**Source text**:
*****
Post Process

Everything to do with E-discovery & ESI

Judge: 5th amendment extends to PGP Passphrase

Posted by rjbiii on December 15, 2007

Question: Is a PGP passphrase like a key to a filing cabinet, or is it more like an extension of the contents of your mind? Deciding the question determines whether or not a defendant can be compelled to reveal the passphrase. A Vermont Judge, U.S. Magistrate Judge Jerome Niedermeier, has made up his mind:

A federal judge in Vermont has ruled that prosecutors can’t force a criminal defendant accused of having illegal images on his hard drive to divulge his PGP (Pretty Good Privacy) passphrase.

U.S. Magistrate Judge Jerome Niedermeier ruled that a man charged with transporting child pornography on his laptop across the Canadian border has a Fifth Amendment right not to turn over the passphrase to prosecutors. The Fifth Amendment protects the right to avoid self-incrimination.
*****
**List of tasks**:
1: In the blog post about the PGP passphrase ruling, what was the man charged with?
2: Continue the blog post about the PGP passphrase ruling, starting after its last sentence.

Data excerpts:
*****
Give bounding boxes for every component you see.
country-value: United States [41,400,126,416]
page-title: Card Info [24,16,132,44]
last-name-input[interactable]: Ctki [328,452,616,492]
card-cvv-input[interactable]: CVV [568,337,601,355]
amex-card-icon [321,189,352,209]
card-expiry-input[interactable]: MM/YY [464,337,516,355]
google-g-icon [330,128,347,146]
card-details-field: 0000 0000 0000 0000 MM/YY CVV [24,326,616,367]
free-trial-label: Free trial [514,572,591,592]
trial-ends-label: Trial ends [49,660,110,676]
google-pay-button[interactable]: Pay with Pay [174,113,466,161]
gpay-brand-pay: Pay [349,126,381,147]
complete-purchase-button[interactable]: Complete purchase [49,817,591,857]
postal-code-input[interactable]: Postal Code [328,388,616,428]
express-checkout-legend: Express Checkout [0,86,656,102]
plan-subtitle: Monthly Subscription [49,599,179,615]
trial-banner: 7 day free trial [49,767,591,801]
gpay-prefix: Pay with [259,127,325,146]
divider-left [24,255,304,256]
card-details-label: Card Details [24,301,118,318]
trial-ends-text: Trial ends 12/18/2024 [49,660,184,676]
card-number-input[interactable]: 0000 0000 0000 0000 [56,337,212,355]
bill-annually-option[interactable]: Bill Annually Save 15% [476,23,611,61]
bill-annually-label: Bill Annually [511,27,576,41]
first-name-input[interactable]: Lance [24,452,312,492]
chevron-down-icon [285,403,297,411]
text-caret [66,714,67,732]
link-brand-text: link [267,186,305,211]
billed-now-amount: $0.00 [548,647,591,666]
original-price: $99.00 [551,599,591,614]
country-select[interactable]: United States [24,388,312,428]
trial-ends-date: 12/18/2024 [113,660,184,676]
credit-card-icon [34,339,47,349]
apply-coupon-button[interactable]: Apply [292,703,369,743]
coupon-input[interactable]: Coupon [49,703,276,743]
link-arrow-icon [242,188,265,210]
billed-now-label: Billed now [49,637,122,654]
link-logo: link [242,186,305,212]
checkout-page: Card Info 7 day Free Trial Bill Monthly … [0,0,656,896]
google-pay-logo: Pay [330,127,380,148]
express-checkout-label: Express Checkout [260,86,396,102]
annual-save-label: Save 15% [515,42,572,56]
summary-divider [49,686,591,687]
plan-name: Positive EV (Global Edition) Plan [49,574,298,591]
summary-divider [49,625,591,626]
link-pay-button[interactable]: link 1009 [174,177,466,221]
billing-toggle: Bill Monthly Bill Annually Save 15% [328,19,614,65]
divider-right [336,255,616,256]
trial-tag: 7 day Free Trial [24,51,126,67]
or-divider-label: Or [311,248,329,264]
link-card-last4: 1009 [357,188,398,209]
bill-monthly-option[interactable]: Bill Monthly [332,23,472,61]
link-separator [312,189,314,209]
*****
**Answers for the tasks**:
1: He was charged with transporting child pornography on his laptop across the Canadian border.

2:
Niedermeier tossed out a grand jury’s subpoena that directed Sebastien Boucher to provide “any passwords” used with his Alienware laptop. “Compelling Boucher to enter the password forces him to produce evidence that could be used to incriminate him,” the judge wrote in an order dated November 29 that went unnoticed until this week. “Producing the password, as if it were a key to a locked container, forces Boucher to produce the contents of his laptop.”

Under the facts of the case, as reported in the article, it is hard to feel any sympathy for the defendant. Emotions aside, however, the issue has enormous implications for DA’s trying to collect evidence in a world that is ever more “virtual” in nature. More of our actions and deeds are recorded on some form of computer-based media than ever before. While I have personally decried the recent erosion of privacy rights, I have mixed feelings on this particular issue.

The ruling can be found here (pdf).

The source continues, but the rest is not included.